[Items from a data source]
:::
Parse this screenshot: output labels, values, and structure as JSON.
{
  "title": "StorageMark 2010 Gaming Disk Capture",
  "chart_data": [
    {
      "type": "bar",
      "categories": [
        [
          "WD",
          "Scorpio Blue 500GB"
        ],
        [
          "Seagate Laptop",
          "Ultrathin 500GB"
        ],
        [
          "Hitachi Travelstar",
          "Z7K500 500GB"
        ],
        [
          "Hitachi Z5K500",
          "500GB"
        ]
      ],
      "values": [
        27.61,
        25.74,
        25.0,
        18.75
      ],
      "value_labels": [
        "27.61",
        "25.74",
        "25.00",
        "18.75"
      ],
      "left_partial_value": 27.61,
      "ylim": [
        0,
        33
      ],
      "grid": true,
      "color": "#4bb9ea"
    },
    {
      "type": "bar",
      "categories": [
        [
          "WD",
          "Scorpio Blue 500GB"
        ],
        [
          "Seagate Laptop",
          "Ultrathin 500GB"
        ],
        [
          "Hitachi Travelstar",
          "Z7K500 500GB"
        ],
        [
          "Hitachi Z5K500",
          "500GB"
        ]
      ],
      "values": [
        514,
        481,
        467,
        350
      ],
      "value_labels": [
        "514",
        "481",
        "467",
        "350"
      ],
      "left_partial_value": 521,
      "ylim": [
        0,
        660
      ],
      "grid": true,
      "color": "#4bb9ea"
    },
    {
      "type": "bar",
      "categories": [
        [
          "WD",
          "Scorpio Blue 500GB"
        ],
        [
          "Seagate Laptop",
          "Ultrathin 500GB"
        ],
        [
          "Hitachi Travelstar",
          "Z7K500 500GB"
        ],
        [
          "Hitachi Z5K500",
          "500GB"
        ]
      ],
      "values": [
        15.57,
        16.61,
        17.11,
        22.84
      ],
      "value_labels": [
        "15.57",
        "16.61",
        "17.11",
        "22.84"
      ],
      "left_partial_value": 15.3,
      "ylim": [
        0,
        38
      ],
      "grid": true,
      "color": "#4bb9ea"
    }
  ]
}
:::
* Given problem
Extract each line of the material exactly as it stands.

* Task result
Parse this screenshot: output labels, values, and structure as JSON.
{
  "title": "StorageMark 2010 Gaming Disk Capture",
  "chart_data": [
    {
      "type": "bar",
      "categories": [
        [
          "WD",
          "Scorpio Blue 500GB"
        ],
        [
          "Seagate Laptop",
          "Ultrathin 500GB"
        ],
        [
          "Hitachi Travelstar",
          "Z7K500 500GB"
        ],
        [
          "Hitachi Z5K500",
          "500GB"
        ]
      ],
      "values": [
        27.61,
        25.74,
        25.0,
        18.75
      ],
      "value_labels": [
        "27.61",
        "25.74",
        "25.00",
        "18.75"
      ],
      "left_partial_value": 27.61,
      "ylim": [
        0,
        33
      ],
      "grid": true,
      "color": "#4bb9ea"
    },
    {
      "type": "bar",
      "categories": [
        [
          "WD",
          "Scorpio Blue 500GB"
        ],
        [
          "Seagate Laptop",
          "Ultrathin 500GB"
        ],
        [
          "Hitachi Travelstar",
          "Z7K500 500GB"
        ],
        [
          "Hitachi Z5K500",
          "500GB"
        ]
      ],
      "values": [
        514,
        481,
        467,
        350
      ],
      "value_labels": [
        "514",
        "481",
        "467",
        "350"
      ],
      "left_partial_value": 521,
      "ylim": [
        0,
        660
      ],
      "grid": true,
      "color": "#4bb9ea"
    },
    {
      "type": "bar",
      "categories": [
        [
          "WD",
          "Scorpio Blue 500GB"
        ],
        [
          "Seagate Laptop",
          "Ultrathin 500GB"
        ],
        [
          "Hitachi Travelstar",
          "Z7K500 500GB"
        ],
        [
          "Hitachi Z5K500",
          "500GB"
        ]
      ],
      "values": [
        15.57,
        16.61,
        17.11,
        22.84
      ],
      "value_labels": [
        "15.57",
        "16.61",
        "17.11",
        "22.84"
      ],
      "left_partial_value": 15.3,
      "ylim": [
        0,
        38
      ],
      "grid": true,
      "color": "#4bb9ea"
    }
  ]
}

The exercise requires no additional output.